* GIVEN TASK *
Every entry that follows should be reproduced exactly.

>> Start STORED RECORDS

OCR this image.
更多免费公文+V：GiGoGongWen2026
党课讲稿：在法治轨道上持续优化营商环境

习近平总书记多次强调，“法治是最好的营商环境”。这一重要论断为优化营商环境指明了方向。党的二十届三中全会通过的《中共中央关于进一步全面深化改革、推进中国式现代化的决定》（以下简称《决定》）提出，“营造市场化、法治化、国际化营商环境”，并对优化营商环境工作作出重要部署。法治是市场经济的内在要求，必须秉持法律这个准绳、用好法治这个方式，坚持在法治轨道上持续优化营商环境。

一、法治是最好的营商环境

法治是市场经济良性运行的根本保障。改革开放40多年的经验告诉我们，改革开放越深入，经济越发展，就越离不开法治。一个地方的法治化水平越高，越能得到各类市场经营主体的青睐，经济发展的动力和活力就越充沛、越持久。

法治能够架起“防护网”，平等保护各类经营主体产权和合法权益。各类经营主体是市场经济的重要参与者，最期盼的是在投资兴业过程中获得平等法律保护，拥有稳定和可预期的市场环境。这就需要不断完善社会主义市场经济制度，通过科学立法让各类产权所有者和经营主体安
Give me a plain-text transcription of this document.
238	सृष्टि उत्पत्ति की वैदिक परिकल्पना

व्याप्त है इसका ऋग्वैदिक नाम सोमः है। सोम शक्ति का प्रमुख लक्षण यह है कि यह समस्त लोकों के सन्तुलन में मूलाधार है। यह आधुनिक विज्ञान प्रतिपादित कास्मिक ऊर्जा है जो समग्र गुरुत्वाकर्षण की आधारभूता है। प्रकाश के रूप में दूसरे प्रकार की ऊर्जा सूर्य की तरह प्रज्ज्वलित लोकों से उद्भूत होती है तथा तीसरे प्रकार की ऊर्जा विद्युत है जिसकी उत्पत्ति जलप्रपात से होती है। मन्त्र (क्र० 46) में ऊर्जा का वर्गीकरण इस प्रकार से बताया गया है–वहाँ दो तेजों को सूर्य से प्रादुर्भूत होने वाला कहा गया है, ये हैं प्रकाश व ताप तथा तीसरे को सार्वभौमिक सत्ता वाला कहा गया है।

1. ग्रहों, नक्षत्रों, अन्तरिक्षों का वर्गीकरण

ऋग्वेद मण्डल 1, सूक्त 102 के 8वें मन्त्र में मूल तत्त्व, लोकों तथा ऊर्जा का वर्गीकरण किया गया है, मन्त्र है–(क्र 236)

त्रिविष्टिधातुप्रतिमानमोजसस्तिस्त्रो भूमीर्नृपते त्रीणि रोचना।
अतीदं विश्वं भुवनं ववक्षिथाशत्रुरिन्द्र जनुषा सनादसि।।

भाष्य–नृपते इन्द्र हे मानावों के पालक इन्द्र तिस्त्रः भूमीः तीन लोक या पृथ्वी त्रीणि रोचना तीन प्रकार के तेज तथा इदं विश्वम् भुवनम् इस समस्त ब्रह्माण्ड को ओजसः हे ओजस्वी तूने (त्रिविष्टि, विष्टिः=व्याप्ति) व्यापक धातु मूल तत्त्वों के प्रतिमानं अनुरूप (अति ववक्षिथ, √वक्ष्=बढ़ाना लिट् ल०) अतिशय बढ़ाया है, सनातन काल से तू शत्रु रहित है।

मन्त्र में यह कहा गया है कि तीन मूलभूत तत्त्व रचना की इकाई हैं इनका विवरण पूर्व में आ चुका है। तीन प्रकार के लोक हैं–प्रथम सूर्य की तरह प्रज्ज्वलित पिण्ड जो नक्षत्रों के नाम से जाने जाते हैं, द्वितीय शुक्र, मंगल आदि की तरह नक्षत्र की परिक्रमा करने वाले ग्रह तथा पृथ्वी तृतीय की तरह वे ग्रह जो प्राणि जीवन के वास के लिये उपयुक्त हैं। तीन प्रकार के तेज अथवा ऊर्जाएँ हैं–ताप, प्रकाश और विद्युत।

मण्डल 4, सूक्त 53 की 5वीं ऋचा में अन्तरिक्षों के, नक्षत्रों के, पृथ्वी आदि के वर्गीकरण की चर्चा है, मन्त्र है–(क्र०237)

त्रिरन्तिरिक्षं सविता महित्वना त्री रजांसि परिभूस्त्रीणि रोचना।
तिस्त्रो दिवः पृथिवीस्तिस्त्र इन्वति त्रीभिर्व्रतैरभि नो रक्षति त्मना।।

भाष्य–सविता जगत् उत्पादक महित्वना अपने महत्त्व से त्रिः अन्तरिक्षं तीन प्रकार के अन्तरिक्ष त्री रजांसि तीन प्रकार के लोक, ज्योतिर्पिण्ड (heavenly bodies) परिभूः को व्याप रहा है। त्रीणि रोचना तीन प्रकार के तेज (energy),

>> End STORED RECORDS

* WRITTEN REPLY *
OCR this image.
更多免费公文+V：GiGoGongWen2026
党课讲稿：在法治轨道上持续优化营商环境

习近平总书记多次强调，“法治是最好的营商环境”。这一重要论断为优化营商环境指明了方向。党的二十届三中全会通过的《中共中央关于进一步全面深化改革、推进中国式现代化的决定》（以下简称《决定》）提出，“营造市场化、法治化、国际化营商环境”，并对优化营商环境工作作出重要部署。法治是市场经济的内在要求，必须秉持法律这个准绳、用好法治这个方式，坚持在法治轨道上持续优化营商环境。

一、法治是最好的营商环境

法治是市场经济良性运行的根本保障。改革开放40多年的经验告诉我们，改革开放越深入，经济越发展，就越离不开法治。一个地方的法治化水平越高，越能得到各类市场经营主体的青睐，经济发展的动力和活力就越充沛、越持久。

法治能够架起“防护网”，平等保护各类经营主体产权和合法权益。各类经营主体是市场经济的重要参与者，最期盼的是在投资兴业过程中获得平等法律保护，拥有稳定和可预期的市场环境。这就需要不断完善社会主义市场经济制度，通过科学立法让各类产权所有者和经营主体安
Give me a plain-text transcription of this document.
238	सृष्टि उत्पत्ति की वैदिक परिकल्पना

व्याप्त है इसका ऋग्वैदिक नाम सोमः है। सोम शक्ति का प्रमुख लक्षण यह है कि यह समस्त लोकों के सन्तुलन में मूलाधार है। यह आधुनिक विज्ञान प्रतिपादित कास्मिक ऊर्जा है जो समग्र गुरुत्वाकर्षण की आधारभूता है। प्रकाश के रूप में दूसरे प्रकार की ऊर्जा सूर्य की तरह प्रज्ज्वलित लोकों से उद्भूत होती है तथा तीसरे प्रकार की ऊर्जा विद्युत है जिसकी उत्पत्ति जलप्रपात से होती है। मन्त्र (क्र० 46) में ऊर्जा का वर्गीकरण इस प्रकार से बताया गया है–वहाँ दो तेजों को सूर्य से प्रादुर्भूत होने वाला कहा गया है, ये हैं प्रकाश व ताप तथा तीसरे को सार्वभौमिक सत्ता वाला कहा गया है।

1. ग्रहों, नक्षत्रों, अन्तरिक्षों का वर्गीकरण

ऋग्वेद मण्डल 1, सूक्त 102 के 8वें मन्त्र में मूल तत्त्व, लोकों तथा ऊर्जा का वर्गीकरण किया गया है, मन्त्र है–(क्र 236)

त्रिविष्टिधातुप्रतिमानमोजसस्तिस्त्रो भूमीर्नृपते त्रीणि रोचना।
अतीदं विश्वं भुवनं ववक्षिथाशत्रुरिन्द्र जनुषा सनादसि।।

भाष्य–नृपते इन्द्र हे मानावों के पालक इन्द्र तिस्त्रः भूमीः तीन लोक या पृथ्वी त्रीणि रोचना तीन प्रकार के तेज तथा इदं विश्वम् भुवनम् इस समस्त ब्रह्माण्ड को ओजसः हे ओजस्वी तूने (त्रिविष्टि, विष्टिः=व्याप्ति) व्यापक धातु मूल तत्त्वों के प्रतिमानं अनुरूप (अति ववक्षिथ, √वक्ष्=बढ़ाना लिट् ल०) अतिशय बढ़ाया है, सनातन काल से तू शत्रु रहित है।

मन्त्र में यह कहा गया है कि तीन मूलभूत तत्त्व रचना की इकाई हैं इनका विवरण पूर्व में आ चुका है। तीन प्रकार के लोक हैं–प्रथम सूर्य की तरह प्रज्ज्वलित पिण्ड जो नक्षत्रों के नाम से जाने जाते हैं, द्वितीय शुक्र, मंगल आदि की तरह नक्षत्र की परिक्रमा करने वाले ग्रह तथा पृथ्वी तृतीय की तरह वे ग्रह जो प्राणि जीवन के वास के लिये उपयुक्त हैं। तीन प्रकार के तेज अथवा ऊर्जाएँ हैं–ताप, प्रकाश और विद्युत।

मण्डल 4, सूक्त 53 की 5वीं ऋचा में अन्तरिक्षों के, नक्षत्रों के, पृथ्वी आदि के वर्गीकरण की चर्चा है, मन्त्र है–(क्र०237)

त्रिरन्तिरिक्षं सविता महित्वना त्री रजांसि परिभूस्त्रीणि रोचना।
तिस्त्रो दिवः पृथिवीस्तिस्त्र इन्वति त्रीभिर्व्रतैरभि नो रक्षति त्मना।।

भाष्य–सविता जगत् उत्पादक महित्वना अपने महत्त्व से त्रिः अन्तरिक्षं तीन प्रकार के अन्तरिक्ष त्री रजांसि तीन प्रकार के लोक, ज्योतिर्पिण्ड (heavenly bodies) परिभूः को व्याप रहा है। त्रीणि रोचना तीन प्रकार के तेज (energy),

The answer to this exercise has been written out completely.